- [Dataset records]
# # # # # # #
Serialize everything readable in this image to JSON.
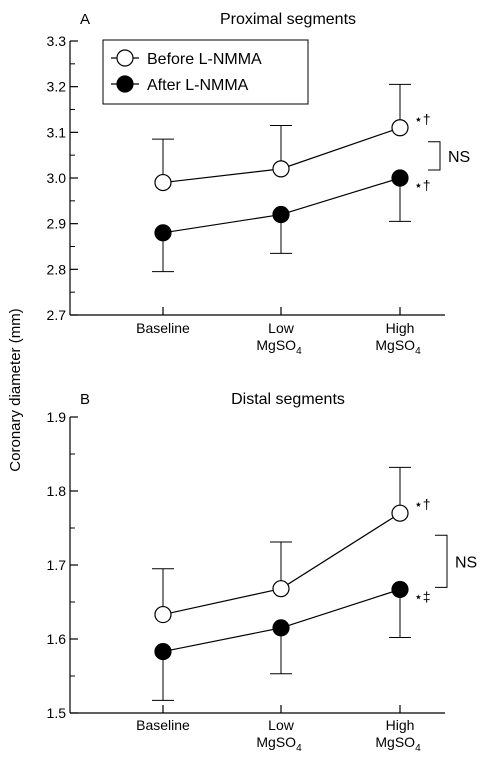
{
  "ylabel": "Coronary diameter (mm)",
  "colors": {
    "before_fill": "#ffffff",
    "after_fill": "#000000",
    "stroke": "#000000"
  },
  "chart_data": [
    {
      "type": "line",
      "panel_label": "A",
      "title": "Proximal segments",
      "categories": [
        [
          "Baseline"
        ],
        [
          "Low",
          "MgSO",
          "4"
        ],
        [
          "High",
          "MgSO",
          "4"
        ]
      ],
      "ylim": [
        2.7,
        3.3
      ],
      "yticks": [
        "2.7",
        "2.8",
        "2.9",
        "3.0",
        "3.1",
        "3.2",
        "3.3"
      ],
      "grid": false,
      "legend_position": "top-left",
      "series": [
        {
          "name": "Before L-NMMA",
          "marker": "open-circle",
          "values": [
            2.99,
            3.02,
            3.11
          ],
          "error": [
            0.095,
            0.095,
            0.095
          ],
          "annotations": [
            "",
            "",
            "⋆†"
          ]
        },
        {
          "name": "After L-NMMA",
          "marker": "filled-circle",
          "values": [
            2.88,
            2.92,
            3.0
          ],
          "error": [
            0.085,
            0.085,
            0.095
          ],
          "annotations": [
            "",
            "",
            "⋆†"
          ]
        }
      ],
      "bracket_label": "NS"
    },
    {
      "type": "line",
      "panel_label": "B",
      "title": "Distal segments",
      "categories": [
        [
          "Baseline"
        ],
        [
          "Low",
          "MgSO",
          "4"
        ],
        [
          "High",
          "MgSO",
          "4"
        ]
      ],
      "ylim": [
        1.5,
        1.9
      ],
      "yticks": [
        "1.5",
        "1.6",
        "1.7",
        "1.8",
        "1.9"
      ],
      "grid": false,
      "series": [
        {
          "name": "Before L-NMMA",
          "marker": "open-circle",
          "values": [
            1.633,
            1.668,
            1.77
          ],
          "error": [
            0.062,
            0.063,
            0.062
          ],
          "annotations": [
            "",
            "",
            "⋆†"
          ]
        },
        {
          "name": "After L-NMMA",
          "marker": "filled-circle",
          "values": [
            1.583,
            1.615,
            1.667
          ],
          "error": [
            0.066,
            0.062,
            0.065
          ],
          "annotations": [
            "",
            "",
            "⋆‡"
          ]
        }
      ],
      "bracket_label": "NS"
    }
  ]
}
# # # # # # #
- [Directive]
Leaving the pictures aside, transcribe the entire listing exactly.

- [Answer]
Serialize everything readable in this image to JSON.
{
  "ylabel": "Coronary diameter (mm)",
  "colors": {
    "before_fill": "#ffffff",
    "after_fill": "#000000",
    "stroke": "#000000"
  },
  "chart_data": [
    {
      "type": "line",
      "panel_label": "A",
      "title": "Proximal segments",
      "categories": [
        [
          "Baseline"
        ],
        [
          "Low",
          "MgSO",
          "4"
        ],
        [
          "High",
          "MgSO",
          "4"
        ]
      ],
      "ylim": [
        2.7,
        3.3
      ],
      "yticks": [
        "2.7",
        "2.8",
        "2.9",
        "3.0",
        "3.1",
        "3.2",
        "3.3"
      ],
      "grid": false,
      "legend_position": "top-left",
      "series": [
        {
          "name": "Before L-NMMA",
          "marker": "open-circle",
          "values": [
            2.99,
            3.02,
            3.11
          ],
          "error": [
            0.095,
            0.095,
            0.095
          ],
          "annotations": [
            "",
            "",
            "⋆†"
          ]
        },
        {
          "name": "After L-NMMA",
          "marker": "filled-circle",
          "values": [
            2.88,
            2.92,
            3.0
          ],
          "error": [
            0.085,
            0.085,
            0.095
          ],
          "annotations": [
            "",
            "",
            "⋆†"
          ]
        }
      ],
      "bracket_label": "NS"
    },
    {
      "type": "line",
      "panel_label": "B",
      "title": "Distal segments",
      "categories": [
        [
          "Baseline"
        ],
        [
          "Low",
          "MgSO",
          "4"
        ],
        [
          "High",
          "MgSO",
          "4"
        ]
      ],
      "ylim": [
        1.5,
        1.9
      ],
      "yticks": [
        "1.5",
        "1.6",
        "1.7",
        "1.8",
        "1.9"
      ],
      "grid": false,
      "series": [
        {
          "name": "Before L-NMMA",
          "marker": "open-circle",
          "values": [
            1.633,
            1.668,
            1.77
          ],
          "error": [
            0.062,
            0.063,
            0.062
          ],
          "annotations": [
            "",
            "",
            "⋆†"
          ]
        },
        {
          "name": "After L-NMMA",
          "marker": "filled-circle",
          "values": [
            1.583,
            1.615,
            1.667
          ],
          "error": [
            0.066,
            0.062,
            0.065
          ],
          "annotations": [
            "",
            "",
            "⋆‡"
          ]
        }
      ],
      "bracket_label": "NS"
    }
  ]
}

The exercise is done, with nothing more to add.